*TASK DIRECTIONS:* In the data, extract each line that holds the string "другие".

*EXTRACTED ENTRIES:*
»»

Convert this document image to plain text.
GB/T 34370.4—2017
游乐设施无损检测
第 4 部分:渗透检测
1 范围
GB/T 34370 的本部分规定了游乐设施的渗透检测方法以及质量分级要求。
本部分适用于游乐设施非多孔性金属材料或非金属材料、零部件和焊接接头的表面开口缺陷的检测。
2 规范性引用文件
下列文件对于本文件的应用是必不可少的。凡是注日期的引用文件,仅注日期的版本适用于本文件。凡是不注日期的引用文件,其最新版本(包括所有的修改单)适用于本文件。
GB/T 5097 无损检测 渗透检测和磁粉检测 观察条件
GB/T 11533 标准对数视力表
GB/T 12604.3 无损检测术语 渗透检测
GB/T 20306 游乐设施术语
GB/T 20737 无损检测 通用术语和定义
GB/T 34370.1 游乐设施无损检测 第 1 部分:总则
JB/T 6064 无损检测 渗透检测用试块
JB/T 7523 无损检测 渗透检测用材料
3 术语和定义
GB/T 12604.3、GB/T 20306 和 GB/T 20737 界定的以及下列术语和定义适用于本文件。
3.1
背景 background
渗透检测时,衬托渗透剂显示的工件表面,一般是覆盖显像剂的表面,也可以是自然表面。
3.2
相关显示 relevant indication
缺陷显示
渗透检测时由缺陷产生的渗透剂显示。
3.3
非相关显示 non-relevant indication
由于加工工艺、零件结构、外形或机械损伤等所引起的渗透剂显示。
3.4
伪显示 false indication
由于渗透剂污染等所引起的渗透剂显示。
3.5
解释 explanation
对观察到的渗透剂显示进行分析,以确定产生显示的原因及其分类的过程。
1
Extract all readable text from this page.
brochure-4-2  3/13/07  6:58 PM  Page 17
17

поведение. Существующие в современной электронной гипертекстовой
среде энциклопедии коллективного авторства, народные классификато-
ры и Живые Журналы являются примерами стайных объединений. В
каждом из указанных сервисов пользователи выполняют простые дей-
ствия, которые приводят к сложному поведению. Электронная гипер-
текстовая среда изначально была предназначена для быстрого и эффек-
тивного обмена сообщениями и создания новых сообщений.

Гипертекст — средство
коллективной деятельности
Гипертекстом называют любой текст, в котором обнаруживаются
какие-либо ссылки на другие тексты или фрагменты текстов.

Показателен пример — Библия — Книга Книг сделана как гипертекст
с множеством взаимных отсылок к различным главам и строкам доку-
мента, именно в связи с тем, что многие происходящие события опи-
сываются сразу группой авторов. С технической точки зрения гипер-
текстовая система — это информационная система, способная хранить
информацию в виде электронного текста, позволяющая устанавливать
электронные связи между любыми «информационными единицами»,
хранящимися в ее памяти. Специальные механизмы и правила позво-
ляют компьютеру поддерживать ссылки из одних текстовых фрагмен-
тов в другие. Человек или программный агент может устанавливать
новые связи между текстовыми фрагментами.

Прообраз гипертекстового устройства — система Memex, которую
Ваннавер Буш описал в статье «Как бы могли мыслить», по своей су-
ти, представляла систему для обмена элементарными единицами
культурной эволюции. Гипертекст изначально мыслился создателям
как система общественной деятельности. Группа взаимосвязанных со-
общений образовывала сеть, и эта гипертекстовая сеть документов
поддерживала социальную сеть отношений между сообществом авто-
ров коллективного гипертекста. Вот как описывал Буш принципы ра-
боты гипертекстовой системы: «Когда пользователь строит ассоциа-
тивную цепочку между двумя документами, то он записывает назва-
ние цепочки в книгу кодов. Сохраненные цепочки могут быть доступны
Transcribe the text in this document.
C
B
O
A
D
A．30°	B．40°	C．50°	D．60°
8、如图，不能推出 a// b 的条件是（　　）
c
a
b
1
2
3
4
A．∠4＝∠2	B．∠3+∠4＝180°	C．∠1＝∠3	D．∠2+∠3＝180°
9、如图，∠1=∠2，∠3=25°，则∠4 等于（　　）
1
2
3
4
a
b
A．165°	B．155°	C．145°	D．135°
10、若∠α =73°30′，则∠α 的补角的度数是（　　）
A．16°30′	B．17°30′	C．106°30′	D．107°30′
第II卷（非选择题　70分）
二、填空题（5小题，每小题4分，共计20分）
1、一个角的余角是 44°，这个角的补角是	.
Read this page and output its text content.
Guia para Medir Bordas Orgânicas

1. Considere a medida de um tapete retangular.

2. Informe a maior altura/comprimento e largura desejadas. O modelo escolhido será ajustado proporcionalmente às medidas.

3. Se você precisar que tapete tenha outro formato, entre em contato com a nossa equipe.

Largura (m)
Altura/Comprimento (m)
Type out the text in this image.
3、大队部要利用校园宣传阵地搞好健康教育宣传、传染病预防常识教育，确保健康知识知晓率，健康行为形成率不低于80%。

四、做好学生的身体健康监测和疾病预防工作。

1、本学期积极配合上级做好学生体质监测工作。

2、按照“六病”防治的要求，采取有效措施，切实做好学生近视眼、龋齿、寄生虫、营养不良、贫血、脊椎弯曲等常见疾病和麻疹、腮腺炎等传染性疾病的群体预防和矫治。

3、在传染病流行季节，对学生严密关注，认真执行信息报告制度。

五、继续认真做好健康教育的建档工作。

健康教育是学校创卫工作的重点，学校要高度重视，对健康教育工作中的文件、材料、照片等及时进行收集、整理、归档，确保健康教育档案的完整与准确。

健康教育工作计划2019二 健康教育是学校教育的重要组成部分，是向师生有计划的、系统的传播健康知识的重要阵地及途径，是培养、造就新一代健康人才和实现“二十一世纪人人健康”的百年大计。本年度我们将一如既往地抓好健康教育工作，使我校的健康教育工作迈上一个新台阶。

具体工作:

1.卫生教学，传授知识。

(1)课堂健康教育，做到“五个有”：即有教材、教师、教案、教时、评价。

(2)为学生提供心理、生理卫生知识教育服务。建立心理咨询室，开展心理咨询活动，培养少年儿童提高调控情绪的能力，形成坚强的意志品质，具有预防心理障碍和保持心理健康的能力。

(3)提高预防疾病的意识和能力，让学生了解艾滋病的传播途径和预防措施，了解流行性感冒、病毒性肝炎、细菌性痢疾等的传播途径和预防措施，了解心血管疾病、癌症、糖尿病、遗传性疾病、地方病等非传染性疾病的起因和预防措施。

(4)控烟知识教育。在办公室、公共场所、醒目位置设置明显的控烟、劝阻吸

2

««

*WRITTEN SOLUTION:*
какие-либо ссылки на другие тексты или фрагменты текстов.
тов в другие. Человек или программный агент может устанавливать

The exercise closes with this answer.